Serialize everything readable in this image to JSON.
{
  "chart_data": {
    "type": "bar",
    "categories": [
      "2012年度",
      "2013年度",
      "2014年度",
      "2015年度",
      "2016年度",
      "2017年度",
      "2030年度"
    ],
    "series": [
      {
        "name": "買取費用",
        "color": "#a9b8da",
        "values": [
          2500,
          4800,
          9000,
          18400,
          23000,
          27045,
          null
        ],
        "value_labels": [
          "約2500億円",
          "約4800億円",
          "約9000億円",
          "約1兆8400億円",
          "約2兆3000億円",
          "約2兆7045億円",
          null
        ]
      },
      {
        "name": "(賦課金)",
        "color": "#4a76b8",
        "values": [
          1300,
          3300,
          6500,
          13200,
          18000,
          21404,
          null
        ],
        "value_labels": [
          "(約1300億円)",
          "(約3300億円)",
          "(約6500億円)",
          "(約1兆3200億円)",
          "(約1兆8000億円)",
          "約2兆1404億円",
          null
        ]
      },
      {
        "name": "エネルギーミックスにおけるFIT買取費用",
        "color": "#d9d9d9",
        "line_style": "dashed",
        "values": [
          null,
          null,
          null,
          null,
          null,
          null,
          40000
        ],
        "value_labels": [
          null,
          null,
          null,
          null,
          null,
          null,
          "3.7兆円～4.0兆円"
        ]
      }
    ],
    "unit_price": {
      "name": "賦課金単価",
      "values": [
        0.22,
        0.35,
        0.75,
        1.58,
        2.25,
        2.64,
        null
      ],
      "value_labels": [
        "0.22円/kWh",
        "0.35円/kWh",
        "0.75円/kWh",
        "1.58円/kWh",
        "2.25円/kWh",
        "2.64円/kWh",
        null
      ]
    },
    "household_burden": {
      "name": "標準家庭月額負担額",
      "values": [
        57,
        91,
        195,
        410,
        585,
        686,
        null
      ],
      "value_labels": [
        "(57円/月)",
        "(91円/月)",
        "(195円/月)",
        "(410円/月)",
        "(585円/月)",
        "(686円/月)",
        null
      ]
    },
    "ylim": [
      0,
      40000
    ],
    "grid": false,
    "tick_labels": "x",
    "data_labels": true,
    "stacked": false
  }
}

──────────

_SET TASK_
Make an exact copy of the listing, including every line.

_ANSWER_
Serialize everything readable in this image to JSON.
{
  "chart_data": {
    "type": "bar",
    "categories": [
      "2012年度",
      "2013年度",
      "2014年度",
      "2015年度",
      "2016年度",
      "2017年度",
      "2030年度"
    ],
    "series": [
      {
        "name": "買取費用",
        "color": "#a9b8da",
        "values": [
          2500,
          4800,
          9000,
          18400,
          23000,
          27045,
          null
        ],
        "value_labels": [
          "約2500億円",
          "約4800億円",
          "約9000億円",
          "約1兆8400億円",
          "約2兆3000億円",
          "約2兆7045億円",
          null
        ]
      },
      {
        "name": "(賦課金)",
        "color": "#4a76b8",
        "values": [
          1300,
          3300,
          6500,
          13200,
          18000,
          21404,
          null
        ],
        "value_labels": [
          "(約1300億円)",
          "(約3300億円)",
          "(約6500億円)",
          "(約1兆3200億円)",
          "(約1兆8000億円)",
          "約2兆1404億円",
          null
        ]
      },
      {
        "name": "エネルギーミックスにおけるFIT買取費用",
        "color": "#d9d9d9",
        "line_style": "dashed",
        "values": [
          null,
          null,
          null,
          null,
          null,
          null,
          40000
        ],
        "value_labels": [
          null,
          null,
          null,
          null,
          null,
          null,
          "3.7兆円～4.0兆円"
        ]
      }
    ],
    "unit_price": {
      "name": "賦課金単価",
      "values": [
        0.22,
        0.35,
        0.75,
        1.58,
        2.25,
        2.64,
        null
      ],
      "value_labels": [
        "0.22円/kWh",
        "0.35円/kWh",
        "0.75円/kWh",
        "1.58円/kWh",
        "2.25円/kWh",
        "2.64円/kWh",
        null
      ]
    },
    "household_burden": {
      "name": "標準家庭月額負担額",
      "values": [
        57,
        91,
        195,
        410,
        585,
        686,
        null
      ],
      "value_labels": [
        "(57円/月)",
        "(91円/月)",
        "(195円/月)",
        "(410円/月)",
        "(585円/月)",
        "(686円/月)",
        null
      ]
    },
    "ylim": [
      0,
      40000
    ],
    "grid": false,
    "tick_labels": "x",
    "data_labels": true,
    "stacked": false
  }
}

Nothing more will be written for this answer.